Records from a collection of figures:
☆ ☆ ☆ ☆ ☆ ☆ ☆

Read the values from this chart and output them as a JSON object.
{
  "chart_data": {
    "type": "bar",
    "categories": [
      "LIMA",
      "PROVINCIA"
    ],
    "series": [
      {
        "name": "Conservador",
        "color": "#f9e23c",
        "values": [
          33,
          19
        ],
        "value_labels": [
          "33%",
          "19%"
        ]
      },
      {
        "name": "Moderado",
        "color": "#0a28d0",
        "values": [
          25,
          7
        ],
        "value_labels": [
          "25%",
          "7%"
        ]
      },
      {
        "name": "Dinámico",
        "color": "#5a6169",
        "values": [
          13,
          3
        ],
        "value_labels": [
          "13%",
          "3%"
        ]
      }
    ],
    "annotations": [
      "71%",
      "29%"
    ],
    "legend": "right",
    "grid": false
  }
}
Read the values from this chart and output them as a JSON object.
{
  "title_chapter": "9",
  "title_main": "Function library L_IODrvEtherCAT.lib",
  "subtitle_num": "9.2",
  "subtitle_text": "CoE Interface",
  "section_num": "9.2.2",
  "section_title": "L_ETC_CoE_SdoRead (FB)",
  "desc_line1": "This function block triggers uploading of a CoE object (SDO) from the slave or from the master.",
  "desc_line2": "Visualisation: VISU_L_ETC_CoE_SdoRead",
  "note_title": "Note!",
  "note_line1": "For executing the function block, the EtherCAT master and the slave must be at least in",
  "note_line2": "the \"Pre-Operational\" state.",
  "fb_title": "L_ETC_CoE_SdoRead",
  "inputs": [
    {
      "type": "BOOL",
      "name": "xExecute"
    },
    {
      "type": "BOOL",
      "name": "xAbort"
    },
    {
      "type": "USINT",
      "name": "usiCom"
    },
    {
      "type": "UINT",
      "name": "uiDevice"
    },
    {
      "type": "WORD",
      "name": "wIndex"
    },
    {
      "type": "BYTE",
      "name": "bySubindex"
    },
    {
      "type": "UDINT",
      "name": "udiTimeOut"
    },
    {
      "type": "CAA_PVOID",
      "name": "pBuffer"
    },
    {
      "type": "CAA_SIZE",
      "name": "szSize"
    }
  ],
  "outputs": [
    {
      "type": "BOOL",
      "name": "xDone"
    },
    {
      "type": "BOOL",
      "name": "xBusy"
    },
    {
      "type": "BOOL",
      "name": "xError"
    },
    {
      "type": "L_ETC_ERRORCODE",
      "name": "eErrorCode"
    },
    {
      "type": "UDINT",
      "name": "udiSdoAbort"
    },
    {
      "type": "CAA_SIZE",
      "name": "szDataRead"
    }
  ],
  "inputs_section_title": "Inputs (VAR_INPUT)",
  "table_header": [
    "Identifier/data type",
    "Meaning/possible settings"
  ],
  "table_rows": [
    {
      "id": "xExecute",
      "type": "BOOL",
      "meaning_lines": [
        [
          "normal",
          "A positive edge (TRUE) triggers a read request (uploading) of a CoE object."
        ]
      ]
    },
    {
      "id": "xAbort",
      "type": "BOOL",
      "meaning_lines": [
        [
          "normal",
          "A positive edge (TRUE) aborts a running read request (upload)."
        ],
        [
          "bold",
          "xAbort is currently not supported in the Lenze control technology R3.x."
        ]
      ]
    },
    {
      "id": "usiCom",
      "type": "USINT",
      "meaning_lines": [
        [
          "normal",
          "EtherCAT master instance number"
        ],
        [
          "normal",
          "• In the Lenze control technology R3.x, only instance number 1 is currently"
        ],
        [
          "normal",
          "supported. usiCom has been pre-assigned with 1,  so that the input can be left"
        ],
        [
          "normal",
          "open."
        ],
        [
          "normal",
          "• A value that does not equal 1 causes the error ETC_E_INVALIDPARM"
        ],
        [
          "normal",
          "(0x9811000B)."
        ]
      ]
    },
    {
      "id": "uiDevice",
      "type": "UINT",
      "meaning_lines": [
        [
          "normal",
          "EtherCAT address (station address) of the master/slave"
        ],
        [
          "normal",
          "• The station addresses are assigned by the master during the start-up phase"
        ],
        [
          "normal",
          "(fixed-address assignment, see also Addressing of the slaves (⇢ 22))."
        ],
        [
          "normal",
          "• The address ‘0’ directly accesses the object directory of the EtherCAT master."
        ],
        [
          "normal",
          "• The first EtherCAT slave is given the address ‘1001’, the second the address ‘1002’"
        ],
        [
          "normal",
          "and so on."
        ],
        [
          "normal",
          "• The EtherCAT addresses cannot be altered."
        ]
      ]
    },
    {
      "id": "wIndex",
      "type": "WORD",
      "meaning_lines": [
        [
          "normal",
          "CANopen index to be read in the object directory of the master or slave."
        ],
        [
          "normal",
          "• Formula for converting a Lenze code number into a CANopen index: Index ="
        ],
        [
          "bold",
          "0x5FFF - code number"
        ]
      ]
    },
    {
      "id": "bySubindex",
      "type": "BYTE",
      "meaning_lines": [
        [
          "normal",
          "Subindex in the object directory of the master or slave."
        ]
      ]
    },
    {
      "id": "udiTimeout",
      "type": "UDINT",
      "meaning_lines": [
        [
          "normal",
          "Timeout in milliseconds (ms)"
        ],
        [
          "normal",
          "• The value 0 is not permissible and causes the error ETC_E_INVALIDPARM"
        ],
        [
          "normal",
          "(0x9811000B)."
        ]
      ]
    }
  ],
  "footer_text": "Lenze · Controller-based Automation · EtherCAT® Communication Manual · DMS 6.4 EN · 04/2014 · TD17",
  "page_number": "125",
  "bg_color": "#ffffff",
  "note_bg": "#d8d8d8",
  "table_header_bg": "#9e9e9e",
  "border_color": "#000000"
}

☆ ☆ ☆ ☆ ☆ ☆ ☆

§ Exercise directions:
The answer should be a single number: the count of lines in the data that include the string "assigned".

§ Result of this task:
2